_EXERCISE DETAILS:_
In the data that follows, count every line holding the string "Signature" and give the count alone.

_DATASET CONTENT:_

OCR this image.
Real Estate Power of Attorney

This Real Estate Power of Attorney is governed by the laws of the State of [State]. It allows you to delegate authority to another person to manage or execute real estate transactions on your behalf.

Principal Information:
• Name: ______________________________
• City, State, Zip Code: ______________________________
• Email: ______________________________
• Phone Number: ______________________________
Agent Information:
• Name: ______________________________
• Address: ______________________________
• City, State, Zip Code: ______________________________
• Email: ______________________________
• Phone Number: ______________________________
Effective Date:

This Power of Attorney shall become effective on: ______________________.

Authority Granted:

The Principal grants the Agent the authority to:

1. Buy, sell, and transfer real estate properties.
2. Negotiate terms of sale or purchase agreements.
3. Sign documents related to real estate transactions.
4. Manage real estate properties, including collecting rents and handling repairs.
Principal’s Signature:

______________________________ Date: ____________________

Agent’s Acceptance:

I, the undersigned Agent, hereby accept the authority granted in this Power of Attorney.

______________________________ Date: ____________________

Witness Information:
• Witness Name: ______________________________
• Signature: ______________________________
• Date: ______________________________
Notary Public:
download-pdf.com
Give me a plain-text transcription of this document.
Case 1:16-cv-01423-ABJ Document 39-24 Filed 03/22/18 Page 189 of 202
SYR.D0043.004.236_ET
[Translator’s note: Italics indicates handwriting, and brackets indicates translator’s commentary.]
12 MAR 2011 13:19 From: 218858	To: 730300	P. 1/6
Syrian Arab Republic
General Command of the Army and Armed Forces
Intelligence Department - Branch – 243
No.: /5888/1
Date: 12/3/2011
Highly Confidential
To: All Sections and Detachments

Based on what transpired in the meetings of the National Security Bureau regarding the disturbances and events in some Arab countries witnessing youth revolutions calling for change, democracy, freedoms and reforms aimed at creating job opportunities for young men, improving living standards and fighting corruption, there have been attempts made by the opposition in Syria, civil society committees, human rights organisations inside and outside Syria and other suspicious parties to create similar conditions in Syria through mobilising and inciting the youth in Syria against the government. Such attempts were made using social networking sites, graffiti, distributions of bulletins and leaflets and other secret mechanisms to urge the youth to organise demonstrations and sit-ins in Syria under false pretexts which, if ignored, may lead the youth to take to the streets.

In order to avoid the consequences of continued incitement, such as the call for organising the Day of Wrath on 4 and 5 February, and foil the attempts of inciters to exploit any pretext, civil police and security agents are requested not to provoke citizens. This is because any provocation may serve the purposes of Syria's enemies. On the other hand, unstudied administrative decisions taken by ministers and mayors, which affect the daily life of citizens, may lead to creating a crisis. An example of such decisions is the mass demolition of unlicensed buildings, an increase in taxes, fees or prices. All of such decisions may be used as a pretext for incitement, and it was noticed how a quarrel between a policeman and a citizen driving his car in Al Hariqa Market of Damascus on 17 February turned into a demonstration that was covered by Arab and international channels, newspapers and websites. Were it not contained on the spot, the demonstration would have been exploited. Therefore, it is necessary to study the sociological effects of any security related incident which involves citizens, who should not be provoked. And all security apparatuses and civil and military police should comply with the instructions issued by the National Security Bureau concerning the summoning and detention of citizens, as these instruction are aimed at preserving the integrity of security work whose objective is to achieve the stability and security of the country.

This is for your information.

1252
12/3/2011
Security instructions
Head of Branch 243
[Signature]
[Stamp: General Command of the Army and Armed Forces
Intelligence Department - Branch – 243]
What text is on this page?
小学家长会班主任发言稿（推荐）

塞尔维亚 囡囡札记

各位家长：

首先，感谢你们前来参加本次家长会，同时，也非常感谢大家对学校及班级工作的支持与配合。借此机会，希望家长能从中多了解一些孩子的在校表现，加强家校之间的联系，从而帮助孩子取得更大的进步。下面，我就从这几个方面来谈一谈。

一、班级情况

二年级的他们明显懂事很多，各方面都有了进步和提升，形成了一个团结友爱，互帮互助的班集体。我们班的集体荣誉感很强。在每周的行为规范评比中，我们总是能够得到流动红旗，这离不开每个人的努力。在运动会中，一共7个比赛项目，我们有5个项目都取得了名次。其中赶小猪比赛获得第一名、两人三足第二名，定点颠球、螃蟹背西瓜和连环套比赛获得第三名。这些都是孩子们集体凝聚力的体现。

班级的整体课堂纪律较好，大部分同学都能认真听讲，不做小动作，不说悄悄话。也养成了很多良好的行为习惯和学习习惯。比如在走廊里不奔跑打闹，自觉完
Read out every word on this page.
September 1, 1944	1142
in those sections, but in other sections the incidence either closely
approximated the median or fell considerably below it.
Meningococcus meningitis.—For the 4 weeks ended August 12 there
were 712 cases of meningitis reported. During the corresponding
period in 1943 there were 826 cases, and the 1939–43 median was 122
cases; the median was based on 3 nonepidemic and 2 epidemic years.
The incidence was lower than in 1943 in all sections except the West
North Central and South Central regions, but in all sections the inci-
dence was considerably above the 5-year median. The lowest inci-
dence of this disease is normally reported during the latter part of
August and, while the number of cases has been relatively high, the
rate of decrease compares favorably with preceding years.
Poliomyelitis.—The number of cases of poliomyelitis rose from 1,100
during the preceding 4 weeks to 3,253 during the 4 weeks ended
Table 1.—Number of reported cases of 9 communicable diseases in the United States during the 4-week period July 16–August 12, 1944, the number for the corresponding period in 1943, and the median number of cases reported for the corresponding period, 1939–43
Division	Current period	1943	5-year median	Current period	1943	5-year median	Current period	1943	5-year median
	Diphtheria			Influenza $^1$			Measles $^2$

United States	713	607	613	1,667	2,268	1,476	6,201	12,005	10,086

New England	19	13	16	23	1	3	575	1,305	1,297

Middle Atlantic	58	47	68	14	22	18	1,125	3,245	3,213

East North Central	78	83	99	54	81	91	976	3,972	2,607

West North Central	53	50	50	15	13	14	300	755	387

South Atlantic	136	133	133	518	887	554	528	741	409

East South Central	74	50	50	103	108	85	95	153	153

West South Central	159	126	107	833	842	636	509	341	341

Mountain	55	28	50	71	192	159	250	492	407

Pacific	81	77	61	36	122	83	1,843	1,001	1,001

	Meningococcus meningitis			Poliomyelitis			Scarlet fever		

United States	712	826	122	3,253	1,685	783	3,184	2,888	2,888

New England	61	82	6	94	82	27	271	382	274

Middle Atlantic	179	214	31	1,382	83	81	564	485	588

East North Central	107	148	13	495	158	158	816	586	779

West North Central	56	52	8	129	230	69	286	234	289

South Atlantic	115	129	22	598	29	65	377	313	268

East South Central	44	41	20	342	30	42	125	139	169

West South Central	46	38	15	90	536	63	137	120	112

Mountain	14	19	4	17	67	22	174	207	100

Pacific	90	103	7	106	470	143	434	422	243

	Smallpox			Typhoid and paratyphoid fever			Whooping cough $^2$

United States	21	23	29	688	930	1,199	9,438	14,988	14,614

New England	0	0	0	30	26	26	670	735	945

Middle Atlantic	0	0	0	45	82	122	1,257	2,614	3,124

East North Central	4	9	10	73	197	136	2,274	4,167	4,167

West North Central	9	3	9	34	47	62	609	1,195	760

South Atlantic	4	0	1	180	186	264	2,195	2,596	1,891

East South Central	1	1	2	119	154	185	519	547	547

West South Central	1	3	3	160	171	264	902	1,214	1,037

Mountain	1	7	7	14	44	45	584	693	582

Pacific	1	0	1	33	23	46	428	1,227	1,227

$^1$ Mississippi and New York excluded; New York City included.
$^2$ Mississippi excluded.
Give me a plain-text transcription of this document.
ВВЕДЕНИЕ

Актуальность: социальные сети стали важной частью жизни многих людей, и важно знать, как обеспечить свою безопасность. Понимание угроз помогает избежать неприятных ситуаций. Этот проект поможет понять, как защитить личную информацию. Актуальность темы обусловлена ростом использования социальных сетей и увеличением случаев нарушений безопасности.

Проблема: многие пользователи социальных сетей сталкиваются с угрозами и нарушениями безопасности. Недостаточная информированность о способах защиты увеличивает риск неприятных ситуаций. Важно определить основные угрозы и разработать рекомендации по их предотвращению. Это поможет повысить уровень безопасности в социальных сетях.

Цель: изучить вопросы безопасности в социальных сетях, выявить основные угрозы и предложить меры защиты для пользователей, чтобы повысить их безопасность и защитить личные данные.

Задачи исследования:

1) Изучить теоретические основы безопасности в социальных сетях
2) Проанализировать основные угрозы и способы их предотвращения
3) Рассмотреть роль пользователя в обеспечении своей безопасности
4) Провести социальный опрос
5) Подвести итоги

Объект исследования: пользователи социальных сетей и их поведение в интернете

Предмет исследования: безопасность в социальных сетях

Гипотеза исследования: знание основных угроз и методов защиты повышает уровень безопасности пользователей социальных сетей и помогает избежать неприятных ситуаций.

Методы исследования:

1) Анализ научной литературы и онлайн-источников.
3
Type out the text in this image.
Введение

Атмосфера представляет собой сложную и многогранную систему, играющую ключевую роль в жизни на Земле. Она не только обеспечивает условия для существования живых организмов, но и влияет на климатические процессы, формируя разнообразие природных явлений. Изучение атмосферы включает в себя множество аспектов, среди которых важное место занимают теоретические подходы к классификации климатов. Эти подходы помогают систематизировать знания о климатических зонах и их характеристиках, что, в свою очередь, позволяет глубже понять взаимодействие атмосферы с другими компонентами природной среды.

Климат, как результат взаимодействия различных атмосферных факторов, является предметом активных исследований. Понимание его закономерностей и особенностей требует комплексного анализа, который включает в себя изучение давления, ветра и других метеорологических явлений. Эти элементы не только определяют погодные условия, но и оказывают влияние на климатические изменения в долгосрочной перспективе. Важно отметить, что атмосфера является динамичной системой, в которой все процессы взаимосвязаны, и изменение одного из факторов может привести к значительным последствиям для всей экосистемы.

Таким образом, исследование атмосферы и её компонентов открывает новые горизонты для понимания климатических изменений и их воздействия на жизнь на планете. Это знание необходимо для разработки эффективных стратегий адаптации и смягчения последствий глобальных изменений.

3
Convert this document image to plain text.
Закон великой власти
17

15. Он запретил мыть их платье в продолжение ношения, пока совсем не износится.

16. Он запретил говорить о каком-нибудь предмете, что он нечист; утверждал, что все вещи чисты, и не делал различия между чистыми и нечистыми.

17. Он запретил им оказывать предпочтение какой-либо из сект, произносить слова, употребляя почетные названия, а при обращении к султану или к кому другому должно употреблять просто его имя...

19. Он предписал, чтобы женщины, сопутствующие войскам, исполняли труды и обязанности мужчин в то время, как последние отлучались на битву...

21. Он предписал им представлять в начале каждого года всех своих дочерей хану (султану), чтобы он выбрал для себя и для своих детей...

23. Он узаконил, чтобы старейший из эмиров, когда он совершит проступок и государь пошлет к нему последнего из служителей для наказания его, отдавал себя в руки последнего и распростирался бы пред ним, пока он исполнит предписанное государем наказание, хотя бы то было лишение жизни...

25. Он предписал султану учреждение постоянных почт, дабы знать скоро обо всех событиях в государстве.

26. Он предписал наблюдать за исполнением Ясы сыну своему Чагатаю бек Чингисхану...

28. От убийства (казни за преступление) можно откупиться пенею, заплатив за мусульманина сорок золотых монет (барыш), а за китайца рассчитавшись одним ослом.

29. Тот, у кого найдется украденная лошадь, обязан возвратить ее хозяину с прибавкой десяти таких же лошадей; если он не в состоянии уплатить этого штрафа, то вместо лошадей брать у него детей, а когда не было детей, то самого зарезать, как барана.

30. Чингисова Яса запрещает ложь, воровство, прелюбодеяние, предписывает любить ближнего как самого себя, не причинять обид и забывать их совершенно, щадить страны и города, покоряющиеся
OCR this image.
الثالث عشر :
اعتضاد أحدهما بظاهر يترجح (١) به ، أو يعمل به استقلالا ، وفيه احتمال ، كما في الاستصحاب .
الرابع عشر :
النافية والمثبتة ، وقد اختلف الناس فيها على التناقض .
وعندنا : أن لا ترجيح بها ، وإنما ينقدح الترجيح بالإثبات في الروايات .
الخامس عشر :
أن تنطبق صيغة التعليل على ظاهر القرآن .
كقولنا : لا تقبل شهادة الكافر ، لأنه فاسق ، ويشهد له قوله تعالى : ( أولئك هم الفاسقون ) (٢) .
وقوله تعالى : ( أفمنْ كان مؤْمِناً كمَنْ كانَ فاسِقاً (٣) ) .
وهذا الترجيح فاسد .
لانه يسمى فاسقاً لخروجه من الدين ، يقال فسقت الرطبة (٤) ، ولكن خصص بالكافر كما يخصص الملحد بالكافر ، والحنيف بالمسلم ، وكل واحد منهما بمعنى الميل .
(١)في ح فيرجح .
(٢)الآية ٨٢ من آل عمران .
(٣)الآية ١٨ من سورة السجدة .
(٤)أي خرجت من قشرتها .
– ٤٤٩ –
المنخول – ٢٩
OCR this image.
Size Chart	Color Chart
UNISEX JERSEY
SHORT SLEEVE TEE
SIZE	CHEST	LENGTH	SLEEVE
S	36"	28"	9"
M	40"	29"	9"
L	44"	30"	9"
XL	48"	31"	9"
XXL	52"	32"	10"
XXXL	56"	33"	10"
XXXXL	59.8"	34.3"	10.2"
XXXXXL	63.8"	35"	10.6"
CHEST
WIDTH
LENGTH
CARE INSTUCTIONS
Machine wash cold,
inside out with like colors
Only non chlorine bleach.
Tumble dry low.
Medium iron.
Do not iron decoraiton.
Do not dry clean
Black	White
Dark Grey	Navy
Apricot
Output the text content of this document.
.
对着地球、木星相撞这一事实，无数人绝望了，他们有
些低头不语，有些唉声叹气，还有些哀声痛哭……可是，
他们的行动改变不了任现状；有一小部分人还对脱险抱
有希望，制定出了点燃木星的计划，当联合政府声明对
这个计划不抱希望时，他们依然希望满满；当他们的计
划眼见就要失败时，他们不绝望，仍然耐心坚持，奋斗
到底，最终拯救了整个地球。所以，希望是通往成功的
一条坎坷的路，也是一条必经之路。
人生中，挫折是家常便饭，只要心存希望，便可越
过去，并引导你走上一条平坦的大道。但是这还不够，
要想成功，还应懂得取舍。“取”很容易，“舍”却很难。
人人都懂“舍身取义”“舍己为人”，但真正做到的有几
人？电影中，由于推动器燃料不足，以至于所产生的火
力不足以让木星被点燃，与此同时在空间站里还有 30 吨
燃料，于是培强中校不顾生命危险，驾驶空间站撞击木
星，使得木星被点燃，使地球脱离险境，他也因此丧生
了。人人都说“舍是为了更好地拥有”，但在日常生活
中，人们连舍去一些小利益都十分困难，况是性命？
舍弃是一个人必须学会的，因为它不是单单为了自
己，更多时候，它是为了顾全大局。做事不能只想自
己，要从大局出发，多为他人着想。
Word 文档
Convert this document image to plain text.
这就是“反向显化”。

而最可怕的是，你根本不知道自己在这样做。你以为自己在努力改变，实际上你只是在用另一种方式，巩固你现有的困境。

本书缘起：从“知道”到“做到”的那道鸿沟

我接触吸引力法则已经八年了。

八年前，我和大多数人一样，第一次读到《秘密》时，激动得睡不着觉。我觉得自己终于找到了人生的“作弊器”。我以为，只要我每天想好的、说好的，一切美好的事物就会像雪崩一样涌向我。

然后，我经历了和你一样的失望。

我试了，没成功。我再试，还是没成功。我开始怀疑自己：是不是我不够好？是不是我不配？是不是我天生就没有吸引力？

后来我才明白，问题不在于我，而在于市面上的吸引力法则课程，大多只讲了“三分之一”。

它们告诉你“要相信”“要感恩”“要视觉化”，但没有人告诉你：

_RESULT FOR THIS TASK:_
3